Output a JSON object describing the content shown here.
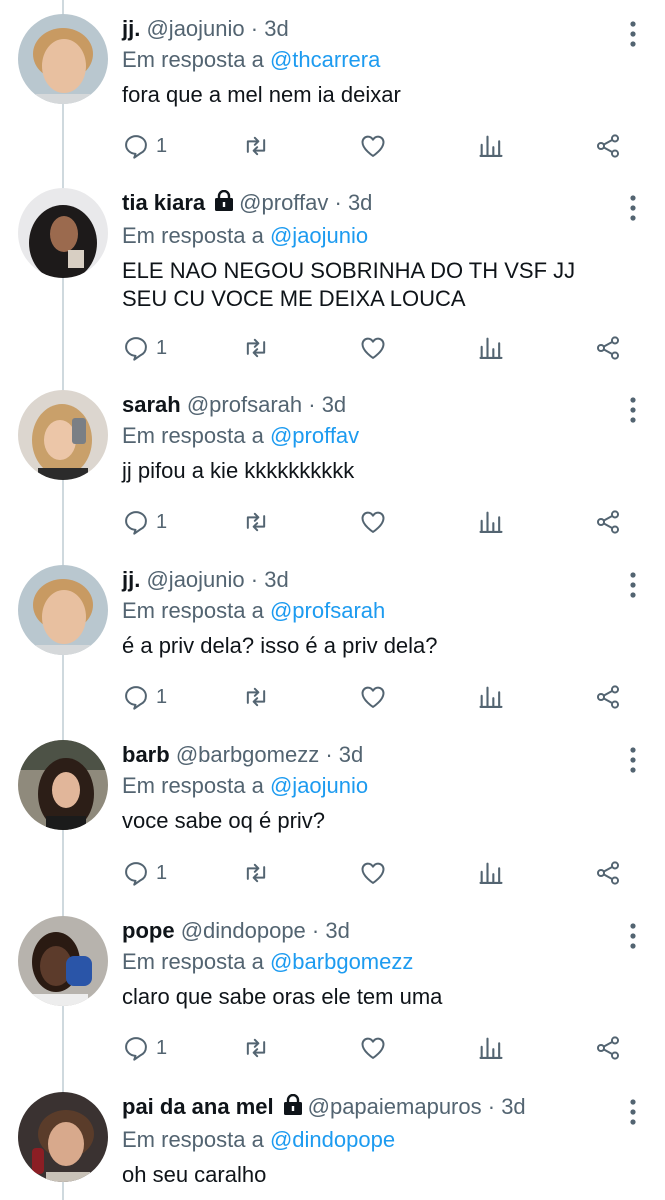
{
  "tweets": [
    {
      "name": "jj.",
      "handle": "@jaojunio",
      "time": "3d",
      "reply_prefix": "Em resposta a",
      "reply_to": "@thcarrera",
      "text": "fora que a mel nem ia deixar",
      "replies": "1",
      "locked": false
    },
    {
      "name": "tia kiara",
      "handle": "@proffav",
      "time": "3d",
      "reply_prefix": "Em resposta a",
      "reply_to": "@jaojunio",
      "text": "ELE NAO NEGOU SOBRINHA DO TH VSF JJ SEU CU VOCE ME DEIXA LOUCA",
      "replies": "1",
      "locked": true
    },
    {
      "name": "sarah",
      "handle": "@profsarah",
      "time": "3d",
      "reply_prefix": "Em resposta a",
      "reply_to": "@proffav",
      "text": "jj pifou a kie kkkkkkkkkk",
      "replies": "1",
      "locked": false
    },
    {
      "name": "jj.",
      "handle": "@jaojunio",
      "time": "3d",
      "reply_prefix": "Em resposta a",
      "reply_to": "@profsarah",
      "text": "é a priv dela? isso é a priv dela?",
      "replies": "1",
      "locked": false
    },
    {
      "name": "barb",
      "handle": "@barbgomezz",
      "time": "3d",
      "reply_prefix": "Em resposta a",
      "reply_to": "@jaojunio",
      "text": "voce sabe oq é priv?",
      "replies": "1",
      "locked": false
    },
    {
      "name": "pope",
      "handle": "@dindopope",
      "time": "3d",
      "reply_prefix": "Em resposta a",
      "reply_to": "@barbgomezz",
      "text": "claro que sabe oras ele tem uma",
      "replies": "1",
      "locked": false
    },
    {
      "name": "pai da ana mel",
      "handle": "@papaiemapuros",
      "time": "3d",
      "reply_prefix": "Em resposta a",
      "reply_to": "@dindopope",
      "text": "oh seu caralho",
      "replies": "",
      "locked": true
    }
  ],
  "icons": {
    "reply": "reply-icon",
    "retweet": "retweet-icon",
    "like": "heart-icon",
    "analytics": "analytics-icon",
    "share": "share-icon",
    "more": "more-options-icon",
    "lock": "lock-icon"
  },
  "colors": {
    "mention": "#1d9bf0",
    "secondary": "#536471",
    "thread_line": "#cfd9de"
  }
}
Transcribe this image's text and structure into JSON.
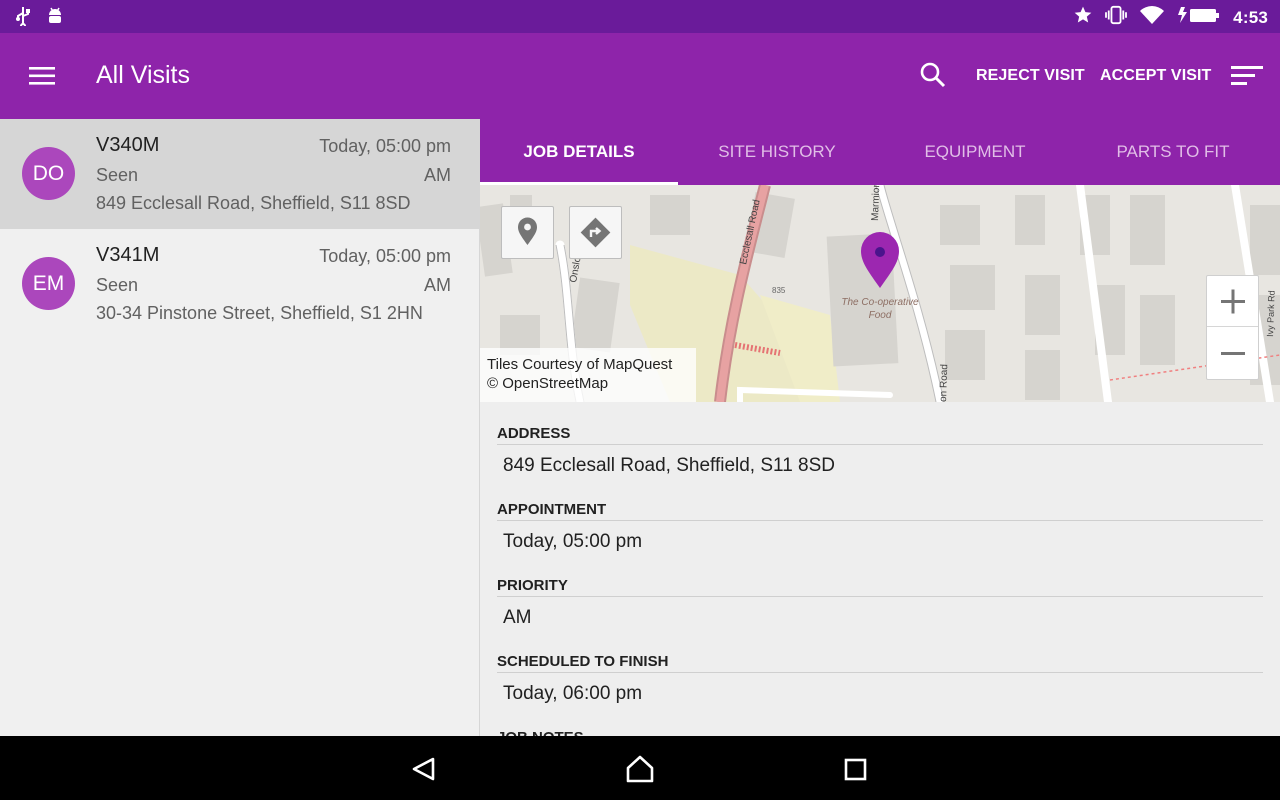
{
  "status_bar": {
    "time": "4:53",
    "icons": [
      "usb-icon",
      "android-icon",
      "star-icon",
      "vibrate-icon",
      "wifi-icon",
      "battery-charging-icon"
    ]
  },
  "app_bar": {
    "title": "All Visits",
    "reject_label": "REJECT VISIT",
    "accept_label": "ACCEPT VISIT",
    "icons": [
      "menu-icon",
      "search-icon",
      "sort-icon"
    ],
    "color": "#8e24aa"
  },
  "visits": [
    {
      "initials": "DO",
      "code": "V340M",
      "time": "Today, 05:00 pm",
      "status": "Seen",
      "priority": "AM",
      "address": "849 Ecclesall Road, Sheffield, S11 8SD",
      "selected": true
    },
    {
      "initials": "EM",
      "code": "V341M",
      "time": "Today, 05:00 pm",
      "status": "Seen",
      "priority": "AM",
      "address": "30-34 Pinstone Street, Sheffield, S1 2HN",
      "selected": false
    }
  ],
  "tabs": [
    {
      "label": "JOB DETAILS",
      "active": true
    },
    {
      "label": "SITE HISTORY",
      "active": false
    },
    {
      "label": "EQUIPMENT",
      "active": false
    },
    {
      "label": "PARTS TO FIT",
      "active": false
    }
  ],
  "map": {
    "attribution_line1": "Tiles Courtesy of MapQuest",
    "attribution_line2": "© OpenStreetMap",
    "streets": [
      "Ecclesall Road",
      "Onslow Rd",
      "Marmion",
      "on Road",
      "835",
      "Ivy Park Rd"
    ],
    "poi": [
      "The Co-operative",
      "Food"
    ],
    "marker_color": "#9c27b0"
  },
  "details": {
    "address_label": "ADDRESS",
    "address_value": "849 Ecclesall Road, Sheffield, S11 8SD",
    "appointment_label": "APPOINTMENT",
    "appointment_value": "Today, 05:00 pm",
    "priority_label": "PRIORITY",
    "priority_value": "AM",
    "finish_label": "SCHEDULED TO FINISH",
    "finish_value": "Today, 06:00 pm",
    "notes_label": "JOB NOTES"
  },
  "nav_bar": {
    "icons": [
      "back-icon",
      "home-icon",
      "recents-icon"
    ]
  }
}
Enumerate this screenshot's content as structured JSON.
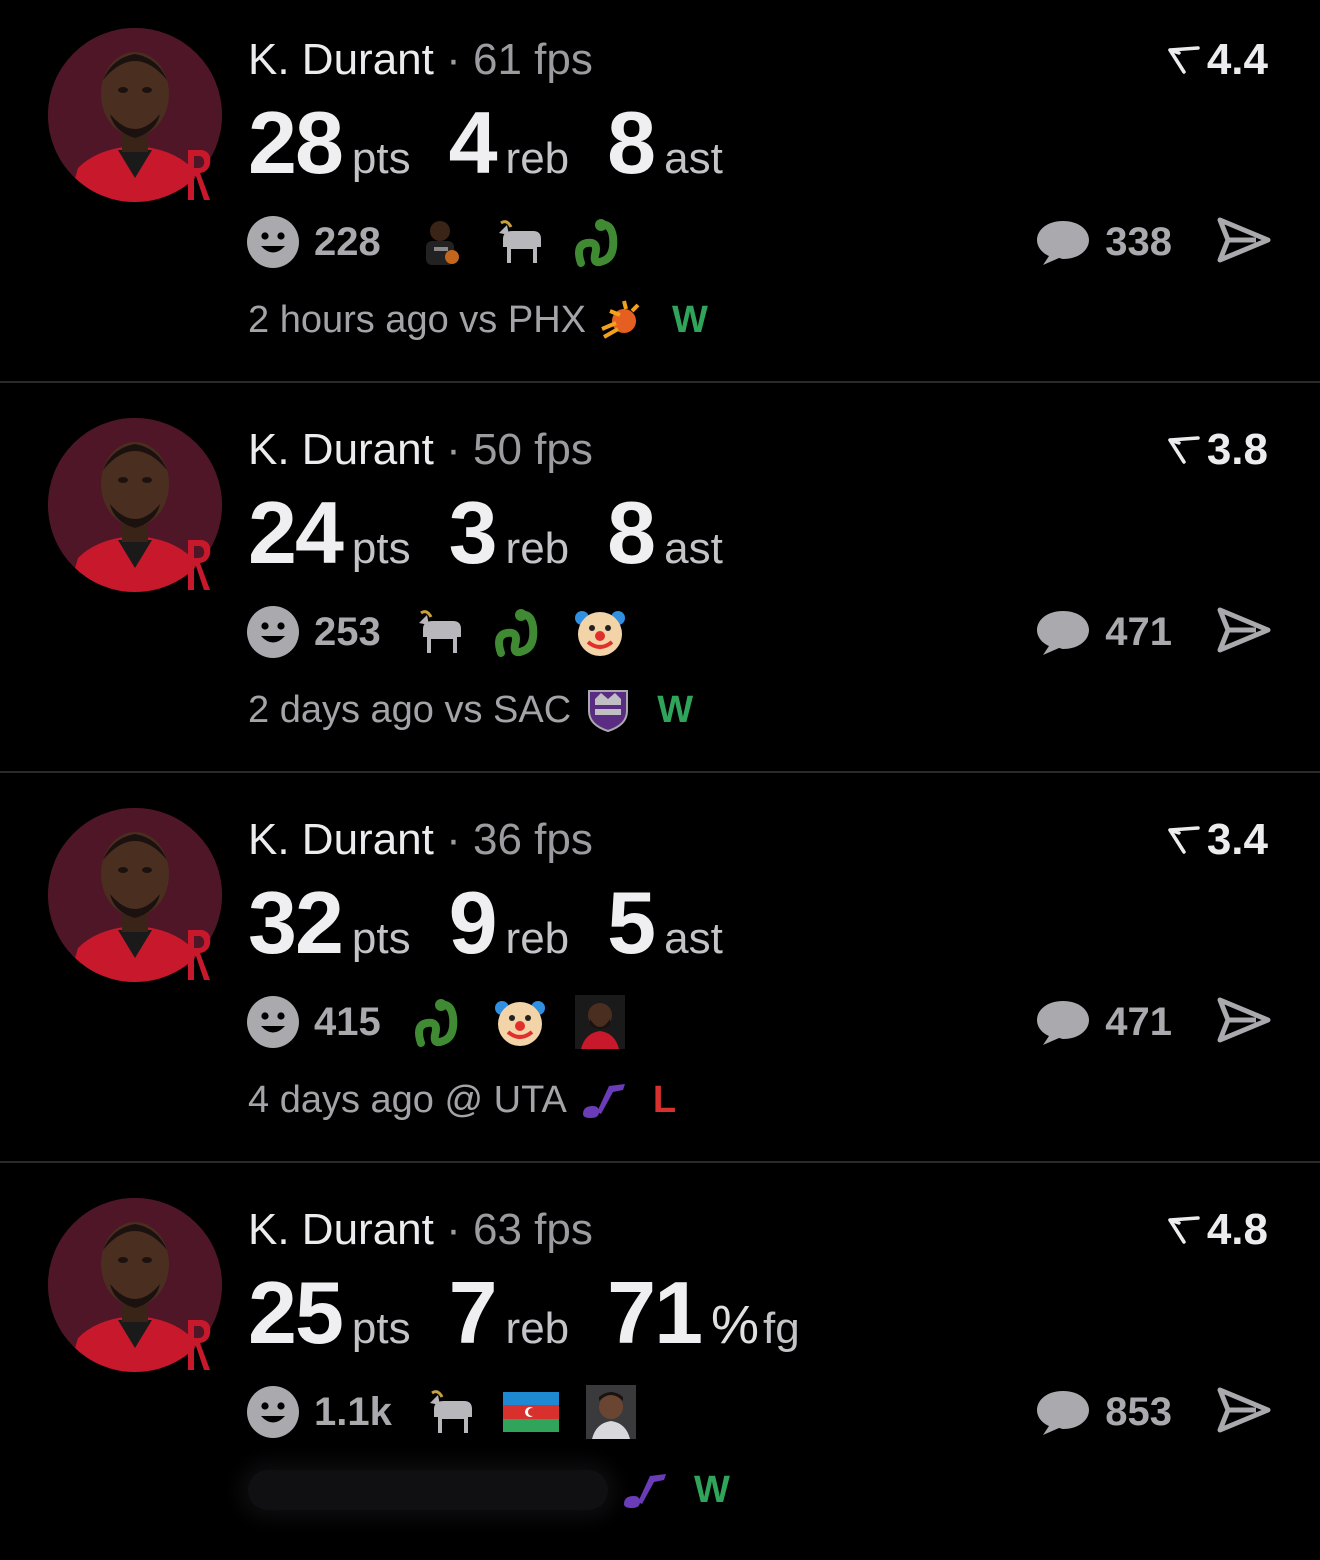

• **TASK OBJECTIVE**
Every entry above needs to be retyped exactly; drop the pictures.

• **RESPONSE TO THIS TASK**
Output a JSON object describing the content shown here.
{
  "tweets": [
    {
      "name": "jj.",
      "handle": "@jaojunio",
      "time": "3d",
      "reply_prefix": "Em resposta a",
      "reply_to": "@thcarrera",
      "text": "fora que a mel nem ia deixar",
      "replies": "1",
      "locked": false
    },
    {
      "name": "tia kiara",
      "handle": "@proffav",
      "time": "3d",
      "reply_prefix": "Em resposta a",
      "reply_to": "@jaojunio",
      "text": "ELE NAO NEGOU SOBRINHA DO TH VSF JJ SEU CU VOCE ME DEIXA LOUCA",
      "replies": "1",
      "locked": true
    },
    {
      "name": "sarah",
      "handle": "@profsarah",
      "time": "3d",
      "reply_prefix": "Em resposta a",
      "reply_to": "@proffav",
      "text": "jj pifou a kie kkkkkkkkkk",
      "replies": "1",
      "locked": false
    },
    {
      "name": "jj.",
      "handle": "@jaojunio",
      "time": "3d",
      "reply_prefix": "Em resposta a",
      "reply_to": "@profsarah",
      "text": "é a priv dela? isso é a priv dela?",
      "replies": "1",
      "locked": false
    },
    {
      "name": "barb",
      "handle": "@barbgomezz",
      "time": "3d",
      "reply_prefix": "Em resposta a",
      "reply_to": "@jaojunio",
      "text": "voce sabe oq é priv?",
      "replies": "1",
      "locked": false
    },
    {
      "name": "pope",
      "handle": "@dindopope",
      "time": "3d",
      "reply_prefix": "Em resposta a",
      "reply_to": "@barbgomezz",
      "text": "claro que sabe oras ele tem uma",
      "replies": "1",
      "locked": false
    },
    {
      "name": "pai da ana mel",
      "handle": "@papaiemapuros",
      "time": "3d",
      "reply_prefix": "Em resposta a",
      "reply_to": "@dindopope",
      "text": "oh seu caralho",
      "replies": "",
      "locked": true
    }
  ],
  "icons": {
    "reply": "reply-icon",
    "retweet": "retweet-icon",
    "like": "heart-icon",
    "analytics": "analytics-icon",
    "share": "share-icon",
    "more": "more-options-icon",
    "lock": "lock-icon"
  },
  "colors": {
    "mention": "#1d9bf0",
    "secondary": "#536471",
    "thread_line": "#cfd9de"
  }
}
Transcribe this image's text and structure into JSON.
{
  "status_bar": {
    "time": "4:53",
    "icons": [
      "usb-icon",
      "android-icon",
      "star-icon",
      "vibrate-icon",
      "wifi-icon",
      "battery-charging-icon"
    ]
  },
  "app_bar": {
    "title": "All Visits",
    "reject_label": "REJECT VISIT",
    "accept_label": "ACCEPT VISIT",
    "icons": [
      "menu-icon",
      "search-icon",
      "sort-icon"
    ],
    "color": "#8e24aa"
  },
  "visits": [
    {
      "initials": "DO",
      "code": "V340M",
      "time": "Today, 05:00 pm",
      "status": "Seen",
      "priority": "AM",
      "address": "849 Ecclesall Road, Sheffield, S11 8SD",
      "selected": true
    },
    {
      "initials": "EM",
      "code": "V341M",
      "time": "Today, 05:00 pm",
      "status": "Seen",
      "priority": "AM",
      "address": "30-34 Pinstone Street, Sheffield, S1 2HN",
      "selected": false
    }
  ],
  "tabs": [
    {
      "label": "JOB DETAILS",
      "active": true
    },
    {
      "label": "SITE HISTORY",
      "active": false
    },
    {
      "label": "EQUIPMENT",
      "active": false
    },
    {
      "label": "PARTS TO FIT",
      "active": false
    }
  ],
  "map": {
    "attribution_line1": "Tiles Courtesy of MapQuest",
    "attribution_line2": "© OpenStreetMap",
    "streets": [
      "Ecclesall Road",
      "Onslow Rd",
      "Marmion",
      "on Road",
      "835",
      "Ivy Park Rd"
    ],
    "poi": [
      "The Co-operative",
      "Food"
    ],
    "marker_color": "#9c27b0"
  },
  "details": {
    "address_label": "ADDRESS",
    "address_value": "849 Ecclesall Road, Sheffield, S11 8SD",
    "appointment_label": "APPOINTMENT",
    "appointment_value": "Today, 05:00 pm",
    "priority_label": "PRIORITY",
    "priority_value": "AM",
    "finish_label": "SCHEDULED TO FINISH",
    "finish_value": "Today, 06:00 pm",
    "notes_label": "JOB NOTES"
  },
  "nav_bar": {
    "icons": [
      "back-icon",
      "home-icon",
      "recents-icon"
    ]
  }
}
Enumerate this screenshot's content as structured JSON.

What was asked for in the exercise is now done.